SET EXERCISE
Below are the records; collect from them each line containing the string "sausage".

ENTRIES PROVIDED

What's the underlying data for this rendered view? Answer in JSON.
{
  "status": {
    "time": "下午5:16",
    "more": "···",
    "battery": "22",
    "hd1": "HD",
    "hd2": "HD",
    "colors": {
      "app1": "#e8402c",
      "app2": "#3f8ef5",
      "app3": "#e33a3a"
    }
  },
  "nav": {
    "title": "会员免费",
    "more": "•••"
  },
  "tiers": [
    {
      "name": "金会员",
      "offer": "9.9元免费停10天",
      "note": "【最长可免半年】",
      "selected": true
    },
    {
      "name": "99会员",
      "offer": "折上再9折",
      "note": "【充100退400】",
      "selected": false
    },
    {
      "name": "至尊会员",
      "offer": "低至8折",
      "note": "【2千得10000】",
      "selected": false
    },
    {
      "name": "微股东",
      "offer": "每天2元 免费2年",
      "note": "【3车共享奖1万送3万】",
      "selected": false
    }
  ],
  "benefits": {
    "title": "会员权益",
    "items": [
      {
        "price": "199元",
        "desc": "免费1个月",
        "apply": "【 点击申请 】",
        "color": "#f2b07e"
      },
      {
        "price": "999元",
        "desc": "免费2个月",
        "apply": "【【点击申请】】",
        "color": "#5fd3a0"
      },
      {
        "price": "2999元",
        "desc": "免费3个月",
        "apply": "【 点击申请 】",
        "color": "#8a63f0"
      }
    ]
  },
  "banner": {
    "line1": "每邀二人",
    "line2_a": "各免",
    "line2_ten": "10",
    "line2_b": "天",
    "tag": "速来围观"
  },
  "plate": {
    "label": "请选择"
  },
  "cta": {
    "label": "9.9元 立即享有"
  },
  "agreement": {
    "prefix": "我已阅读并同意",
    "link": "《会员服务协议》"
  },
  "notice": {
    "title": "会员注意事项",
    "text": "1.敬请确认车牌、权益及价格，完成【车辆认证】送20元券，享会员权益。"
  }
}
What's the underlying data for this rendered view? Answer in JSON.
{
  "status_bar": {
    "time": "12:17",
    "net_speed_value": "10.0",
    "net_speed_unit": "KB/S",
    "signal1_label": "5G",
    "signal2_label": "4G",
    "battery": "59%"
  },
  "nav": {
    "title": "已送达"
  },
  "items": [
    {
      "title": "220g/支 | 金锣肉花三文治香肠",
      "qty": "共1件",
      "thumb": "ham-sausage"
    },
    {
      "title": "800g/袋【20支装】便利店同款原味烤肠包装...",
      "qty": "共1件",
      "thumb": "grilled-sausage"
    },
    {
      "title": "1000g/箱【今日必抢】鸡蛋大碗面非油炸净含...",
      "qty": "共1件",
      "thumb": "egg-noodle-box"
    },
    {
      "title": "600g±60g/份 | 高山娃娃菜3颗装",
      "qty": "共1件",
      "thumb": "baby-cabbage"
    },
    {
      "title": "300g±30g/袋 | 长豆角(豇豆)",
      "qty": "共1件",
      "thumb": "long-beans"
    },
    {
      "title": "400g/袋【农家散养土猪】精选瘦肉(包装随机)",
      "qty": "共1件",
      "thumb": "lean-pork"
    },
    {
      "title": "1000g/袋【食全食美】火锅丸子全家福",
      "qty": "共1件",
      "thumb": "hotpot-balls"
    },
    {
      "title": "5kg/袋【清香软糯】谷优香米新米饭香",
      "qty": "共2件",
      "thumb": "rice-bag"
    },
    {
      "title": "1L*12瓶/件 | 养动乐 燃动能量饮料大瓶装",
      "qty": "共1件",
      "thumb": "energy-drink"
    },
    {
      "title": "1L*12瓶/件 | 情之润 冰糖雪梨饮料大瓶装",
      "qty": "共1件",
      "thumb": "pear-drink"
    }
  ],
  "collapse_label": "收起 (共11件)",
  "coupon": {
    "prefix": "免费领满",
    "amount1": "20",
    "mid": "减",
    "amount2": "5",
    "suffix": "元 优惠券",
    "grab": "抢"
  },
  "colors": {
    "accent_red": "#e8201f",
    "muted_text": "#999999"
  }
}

RESULT OF THIS EXERCISE
      "thumb": "ham-sausage"
      "thumb": "grilled-sausage"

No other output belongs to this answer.